▶ WRITTEN PROBLEM
Give the listing again character for character, but drop the images.

▶ DATA SUPPLIED
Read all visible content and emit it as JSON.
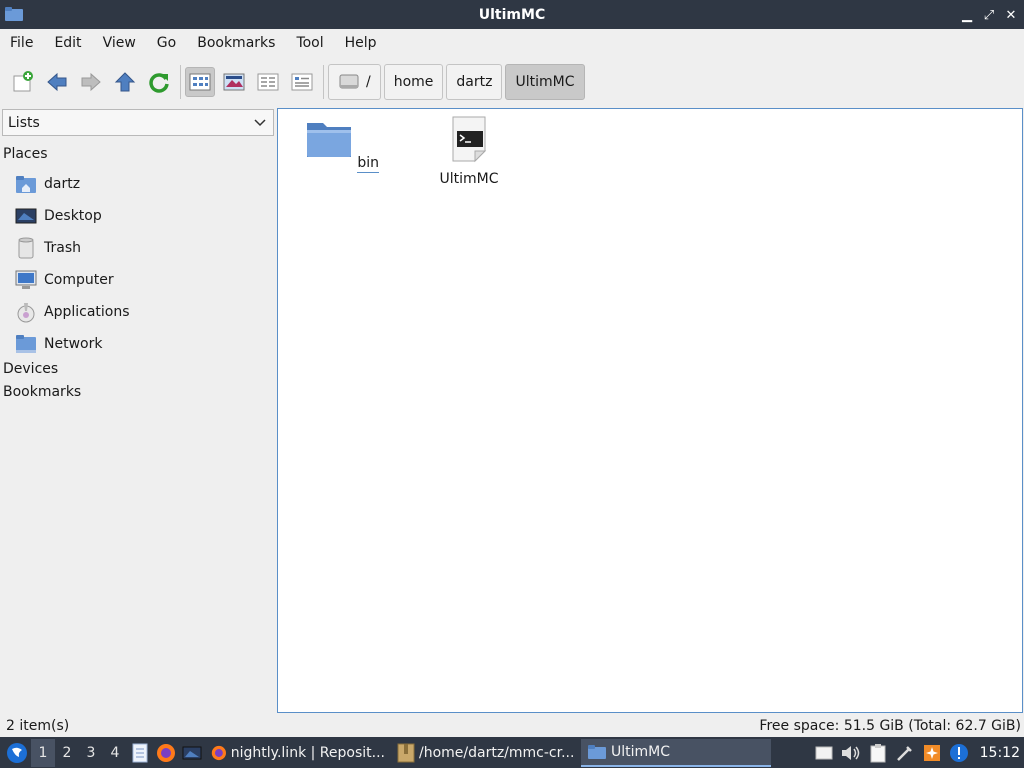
{
  "window": {
    "title": "UltimMC",
    "controls": {
      "minimize": "▁",
      "maximize": "⤢",
      "close": "✕"
    }
  },
  "menubar": {
    "items": [
      "File",
      "Edit",
      "View",
      "Go",
      "Bookmarks",
      "Tool",
      "Help"
    ]
  },
  "toolbar": {
    "buttons": [
      "new-tab-icon",
      "back-icon",
      "forward-icon",
      "up-icon",
      "reload-icon",
      "icon-view-icon",
      "thumbnail-view-icon",
      "compact-view-icon",
      "detailed-view-icon"
    ],
    "path": [
      "/",
      "home",
      "dartz",
      "UltimMC"
    ]
  },
  "sidebar": {
    "selector": "Lists",
    "places_header": "Places",
    "places": [
      {
        "label": "dartz",
        "icon": "home-folder-icon"
      },
      {
        "label": "Desktop",
        "icon": "desktop-icon"
      },
      {
        "label": "Trash",
        "icon": "trash-icon"
      },
      {
        "label": "Computer",
        "icon": "computer-icon"
      },
      {
        "label": "Applications",
        "icon": "applications-icon"
      },
      {
        "label": "Network",
        "icon": "network-icon"
      }
    ],
    "devices_header": "Devices",
    "bookmarks_header": "Bookmarks"
  },
  "files": [
    {
      "name": "bin",
      "icon": "folder-icon"
    },
    {
      "name": "UltimMC",
      "icon": "executable-script-icon"
    }
  ],
  "status": {
    "count": "2 item(s)",
    "free_space": "Free space: 51.5 GiB (Total: 62.7 GiB)"
  },
  "panel": {
    "workspaces": [
      "1",
      "2",
      "3",
      "4"
    ],
    "active_workspace": "1",
    "tasks": [
      {
        "label": "nightly.link | Reposit...",
        "icon": "firefox-icon"
      },
      {
        "label": "/home/dartz/mmc-cr...",
        "icon": "archive-icon"
      },
      {
        "label": "UltimMC",
        "icon": "folder-icon"
      }
    ],
    "clock": "15:12"
  },
  "colors": {
    "titlebar": "#2f3744",
    "accent": "#5a8fc8",
    "folder": "#6b9ad8"
  }
}
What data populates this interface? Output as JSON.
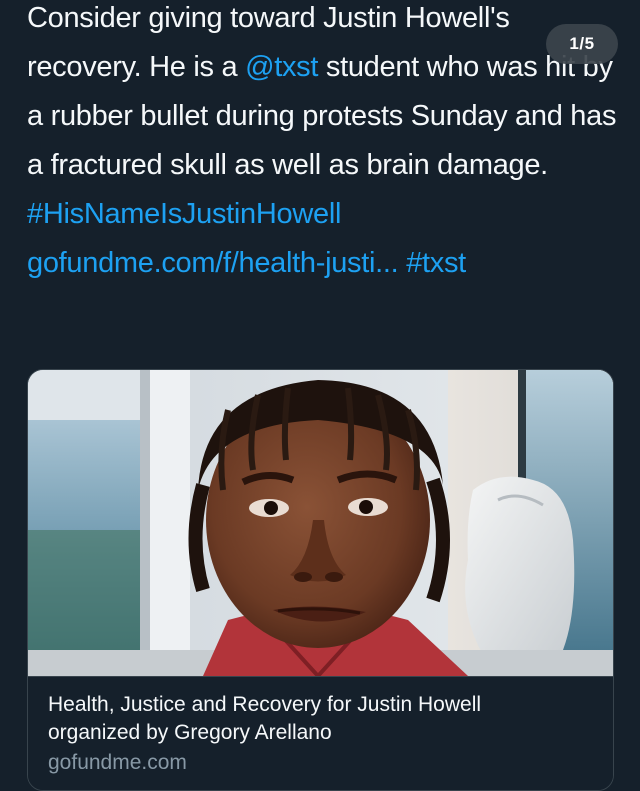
{
  "tweet": {
    "text_before_mention": "Consider giving toward Justin Howell's recovery. He is a ",
    "mention": "@txst",
    "text_after_mention": " student who was hit by a rubber bullet during protests Sunday and has a fractured skull as well as brain damage.",
    "hashtag_1": "#HisNameIsJustinHowell",
    "url_text": "gofundme.com/f/health-justi...",
    "hashtag_2": "#txst"
  },
  "pager": {
    "label": "1/5"
  },
  "card": {
    "title_line_1": "Health, Justice and Recovery for Justin Howell",
    "title_line_2": "organized by Gregory Arellano",
    "domain": "gofundme.com"
  },
  "colors": {
    "background": "#15202b",
    "text": "#f5f8fa",
    "link": "#1da1f2",
    "muted": "#8899a6",
    "border": "#38444d"
  }
}
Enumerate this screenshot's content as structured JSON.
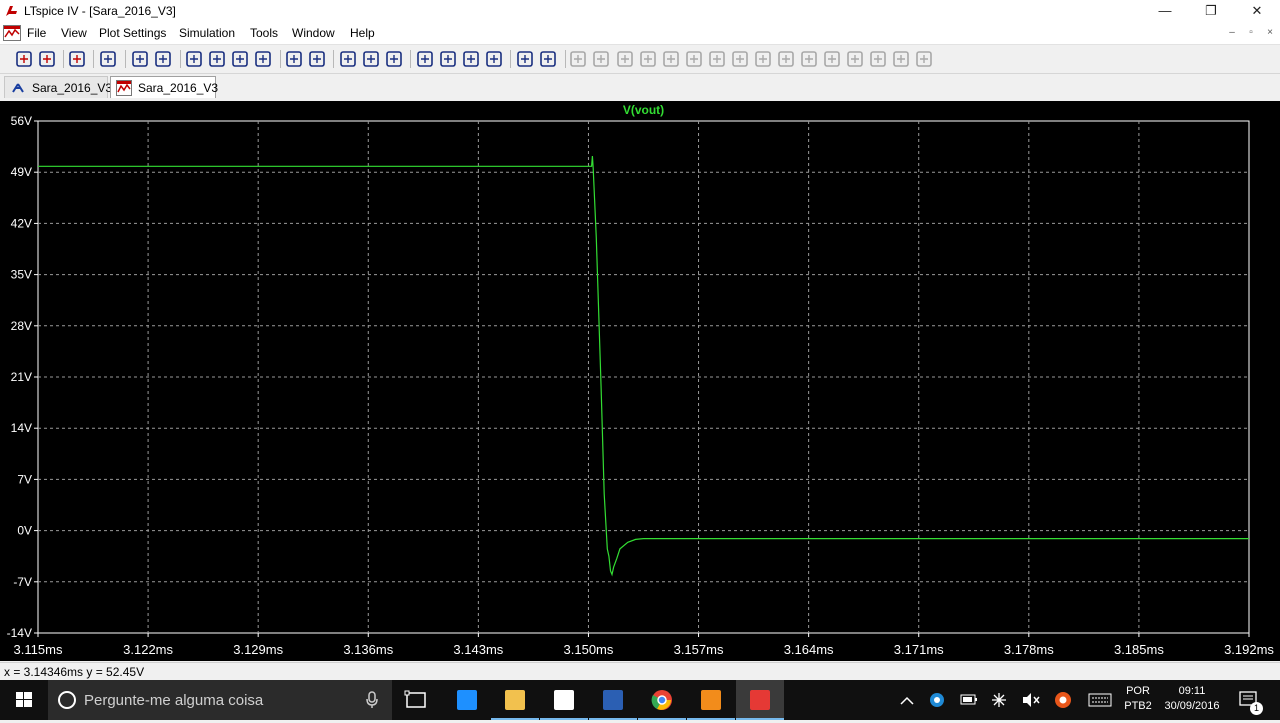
{
  "window": {
    "title": "LTspice IV - [Sara_2016_V3]",
    "minimize_glyph": "—",
    "maximize_glyph": "❐",
    "close_glyph": "✕"
  },
  "menu": {
    "items": [
      "File",
      "View",
      "Plot Settings",
      "Simulation",
      "Tools",
      "Window",
      "Help"
    ],
    "mdi_min": "–",
    "mdi_restore": "▫",
    "mdi_close": "×"
  },
  "toolbar": {
    "icons": [
      "new-schematic-icon",
      "open-icon",
      "save-icon",
      "control-panel-icon",
      "run-icon",
      "pan-hand-icon",
      "zoom-in-icon",
      "zoom-area-icon",
      "zoom-out-icon",
      "zoom-cancel-icon",
      "autorange-icon",
      "zoom-fit-icon",
      "tile-horizontal-icon",
      "cascade-icon",
      "tile-vertical-icon",
      "cut-icon",
      "copy-icon",
      "paste-icon",
      "find-icon",
      "print-setup-icon",
      "print-icon",
      "wire-icon",
      "ground-icon",
      "label-net-icon",
      "resistor-icon",
      "capacitor-icon",
      "inductor-icon",
      "diode-icon",
      "component-icon",
      "move-icon",
      "drag-icon",
      "undo-icon",
      "redo-icon",
      "rotate-icon",
      "mirror-icon",
      "text-icon",
      "spice-directive-icon"
    ]
  },
  "tabs": [
    {
      "label": "Sara_2016_V3",
      "icon": "schematic-icon",
      "active": false
    },
    {
      "label": "Sara_2016_V3",
      "icon": "waveform-icon",
      "active": true
    }
  ],
  "colors": {
    "trace": "#33dd33",
    "grid": "#9a9a9a",
    "axis_text": "#ffffff",
    "plot_bg": "#000000"
  },
  "chart_data": {
    "type": "line",
    "title": "V(vout)",
    "xlabel": "",
    "ylabel": "",
    "xlim": [
      3.115,
      3.192
    ],
    "ylim": [
      -14,
      56
    ],
    "x_ticks": [
      "3.115ms",
      "3.122ms",
      "3.129ms",
      "3.136ms",
      "3.143ms",
      "3.150ms",
      "3.157ms",
      "3.164ms",
      "3.171ms",
      "3.178ms",
      "3.185ms",
      "3.192ms"
    ],
    "y_ticks": [
      "56V",
      "49V",
      "42V",
      "35V",
      "28V",
      "21V",
      "14V",
      "7V",
      "0V",
      "-7V",
      "-14V"
    ],
    "grid": true,
    "series": [
      {
        "name": "V(vout)",
        "x": [
          3.115,
          3.1502,
          3.15025,
          3.1503,
          3.1505,
          3.1508,
          3.151,
          3.1512,
          3.1513,
          3.1514,
          3.1515,
          3.1516,
          3.1518,
          3.152,
          3.1525,
          3.153,
          3.1535,
          3.192
        ],
        "y": [
          49.8,
          49.8,
          51.2,
          49.5,
          40.0,
          20.0,
          5.0,
          -2.5,
          -3.5,
          -5.5,
          -6.0,
          -5.0,
          -3.8,
          -2.5,
          -1.6,
          -1.2,
          -1.1,
          -1.1
        ]
      }
    ]
  },
  "status": {
    "cursor_readout": "x = 3.14346ms   y = 52.45V"
  },
  "taskbar": {
    "search_placeholder": "Pergunte-me alguma coisa",
    "apps": [
      "task-view-icon",
      "edge-icon",
      "file-explorer-icon",
      "store-icon",
      "word-icon",
      "chrome-icon",
      "matlab-icon",
      "ltspice-icon"
    ],
    "language_top": "POR",
    "language_bottom": "PTB2",
    "time": "09:11",
    "date": "30/09/2016",
    "notification_count": "1"
  }
}
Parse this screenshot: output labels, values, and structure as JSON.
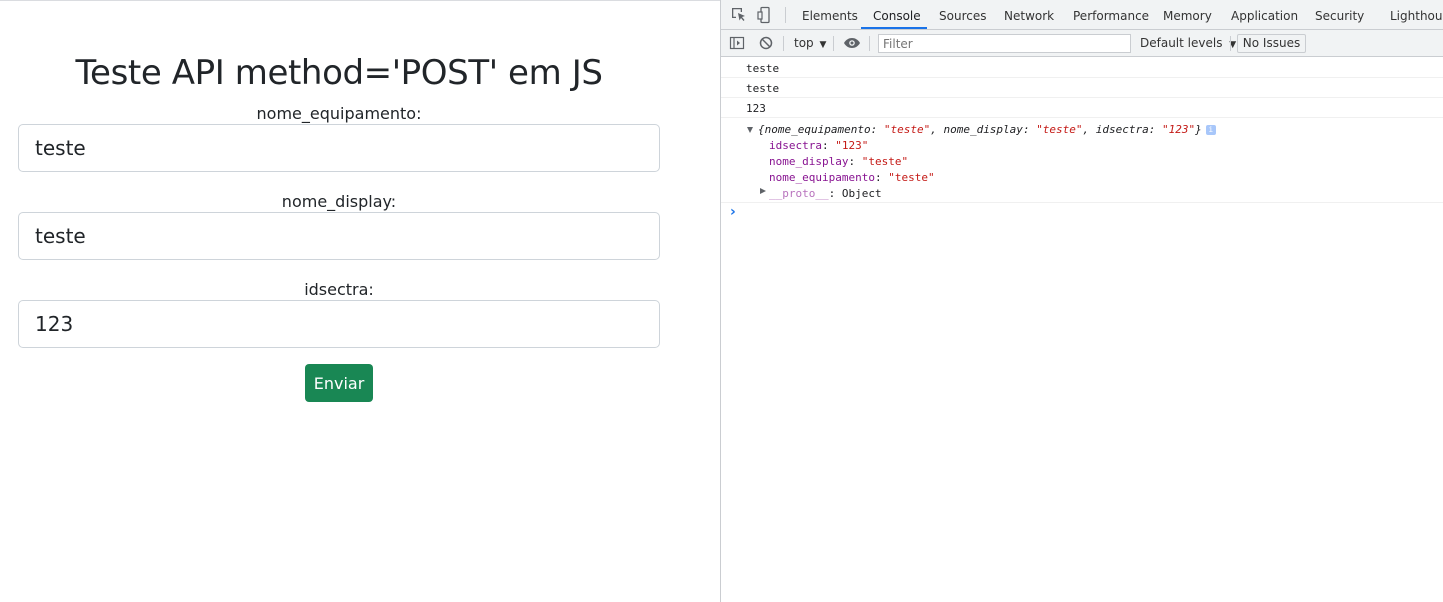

▶ SOLUTION
Read all visible content and emit it as JSON.
{
  "window": {
    "title": "UltimMC",
    "controls": {
      "minimize": "▁",
      "maximize": "⤢",
      "close": "✕"
    }
  },
  "menubar": {
    "items": [
      "File",
      "Edit",
      "View",
      "Go",
      "Bookmarks",
      "Tool",
      "Help"
    ]
  },
  "toolbar": {
    "buttons": [
      "new-tab-icon",
      "back-icon",
      "forward-icon",
      "up-icon",
      "reload-icon",
      "icon-view-icon",
      "thumbnail-view-icon",
      "compact-view-icon",
      "detailed-view-icon"
    ],
    "path": [
      "/",
      "home",
      "dartz",
      "UltimMC"
    ]
  },
  "sidebar": {
    "selector": "Lists",
    "places_header": "Places",
    "places": [
      {
        "label": "dartz",
        "icon": "home-folder-icon"
      },
      {
        "label": "Desktop",
        "icon": "desktop-icon"
      },
      {
        "label": "Trash",
        "icon": "trash-icon"
      },
      {
        "label": "Computer",
        "icon": "computer-icon"
      },
      {
        "label": "Applications",
        "icon": "applications-icon"
      },
      {
        "label": "Network",
        "icon": "network-icon"
      }
    ],
    "devices_header": "Devices",
    "bookmarks_header": "Bookmarks"
  },
  "files": [
    {
      "name": "bin",
      "icon": "folder-icon"
    },
    {
      "name": "UltimMC",
      "icon": "executable-script-icon"
    }
  ],
  "status": {
    "count": "2 item(s)",
    "free_space": "Free space: 51.5 GiB (Total: 62.7 GiB)"
  },
  "panel": {
    "workspaces": [
      "1",
      "2",
      "3",
      "4"
    ],
    "active_workspace": "1",
    "tasks": [
      {
        "label": "nightly.link | Reposit...",
        "icon": "firefox-icon"
      },
      {
        "label": "/home/dartz/mmc-cr...",
        "icon": "archive-icon"
      },
      {
        "label": "UltimMC",
        "icon": "folder-icon"
      }
    ],
    "clock": "15:12"
  },
  "colors": {
    "titlebar": "#2f3744",
    "accent": "#5a8fc8",
    "folder": "#6b9ad8"
  }
}
What data populates this interface? Output as JSON.
{
  "tweet": {
    "text_before_mention": "Consider giving toward Justin Howell's recovery. He is a ",
    "mention": "@txst",
    "text_after_mention": " student who was hit by a rubber bullet during protests Sunday and has a fractured skull as well as brain damage.",
    "hashtag_1": "#HisNameIsJustinHowell",
    "url_text": "gofundme.com/f/health-justi...",
    "hashtag_2": "#txst"
  },
  "pager": {
    "label": "1/5"
  },
  "card": {
    "title_line_1": "Health, Justice and Recovery for Justin Howell",
    "title_line_2": "organized by Gregory Arellano",
    "domain": "gofundme.com"
  },
  "colors": {
    "background": "#15202b",
    "text": "#f5f8fa",
    "link": "#1da1f2",
    "muted": "#8899a6",
    "border": "#38444d"
  }
}
Enumerate this screenshot's content as structured JSON.
{
  "window": {
    "title": "LTspice IV - [Sara_2016_V3]",
    "minimize_glyph": "—",
    "maximize_glyph": "❐",
    "close_glyph": "✕"
  },
  "menu": {
    "items": [
      "File",
      "View",
      "Plot Settings",
      "Simulation",
      "Tools",
      "Window",
      "Help"
    ],
    "mdi_min": "–",
    "mdi_restore": "▫",
    "mdi_close": "×"
  },
  "toolbar": {
    "icons": [
      "new-schematic-icon",
      "open-icon",
      "save-icon",
      "control-panel-icon",
      "run-icon",
      "pan-hand-icon",
      "zoom-in-icon",
      "zoom-area-icon",
      "zoom-out-icon",
      "zoom-cancel-icon",
      "autorange-icon",
      "zoom-fit-icon",
      "tile-horizontal-icon",
      "cascade-icon",
      "tile-vertical-icon",
      "cut-icon",
      "copy-icon",
      "paste-icon",
      "find-icon",
      "print-setup-icon",
      "print-icon",
      "wire-icon",
      "ground-icon",
      "label-net-icon",
      "resistor-icon",
      "capacitor-icon",
      "inductor-icon",
      "diode-icon",
      "component-icon",
      "move-icon",
      "drag-icon",
      "undo-icon",
      "redo-icon",
      "rotate-icon",
      "mirror-icon",
      "text-icon",
      "spice-directive-icon"
    ]
  },
  "tabs": [
    {
      "label": "Sara_2016_V3",
      "icon": "schematic-icon",
      "active": false
    },
    {
      "label": "Sara_2016_V3",
      "icon": "waveform-icon",
      "active": true
    }
  ],
  "colors": {
    "trace": "#33dd33",
    "grid": "#9a9a9a",
    "axis_text": "#ffffff",
    "plot_bg": "#000000"
  },
  "chart_data": {
    "type": "line",
    "title": "V(vout)",
    "xlabel": "",
    "ylabel": "",
    "xlim": [
      3.115,
      3.192
    ],
    "ylim": [
      -14,
      56
    ],
    "x_ticks": [
      "3.115ms",
      "3.122ms",
      "3.129ms",
      "3.136ms",
      "3.143ms",
      "3.150ms",
      "3.157ms",
      "3.164ms",
      "3.171ms",
      "3.178ms",
      "3.185ms",
      "3.192ms"
    ],
    "y_ticks": [
      "56V",
      "49V",
      "42V",
      "35V",
      "28V",
      "21V",
      "14V",
      "7V",
      "0V",
      "-7V",
      "-14V"
    ],
    "grid": true,
    "series": [
      {
        "name": "V(vout)",
        "x": [
          3.115,
          3.1502,
          3.15025,
          3.1503,
          3.1505,
          3.1508,
          3.151,
          3.1512,
          3.1513,
          3.1514,
          3.1515,
          3.1516,
          3.1518,
          3.152,
          3.1525,
          3.153,
          3.1535,
          3.192
        ],
        "y": [
          49.8,
          49.8,
          51.2,
          49.5,
          40.0,
          20.0,
          5.0,
          -2.5,
          -3.5,
          -5.5,
          -6.0,
          -5.0,
          -3.8,
          -2.5,
          -1.6,
          -1.2,
          -1.1,
          -1.1
        ]
      }
    ]
  },
  "status": {
    "cursor_readout": "x = 3.14346ms   y = 52.45V"
  },
  "taskbar": {
    "search_placeholder": "Pergunte-me alguma coisa",
    "apps": [
      "task-view-icon",
      "edge-icon",
      "file-explorer-icon",
      "store-icon",
      "word-icon",
      "chrome-icon",
      "matlab-icon",
      "ltspice-icon"
    ],
    "language_top": "POR",
    "language_bottom": "PTB2",
    "time": "09:11",
    "date": "30/09/2016",
    "notification_count": "1"
  }
}
Parse this screenshot: output labels, values, and structure as JSON.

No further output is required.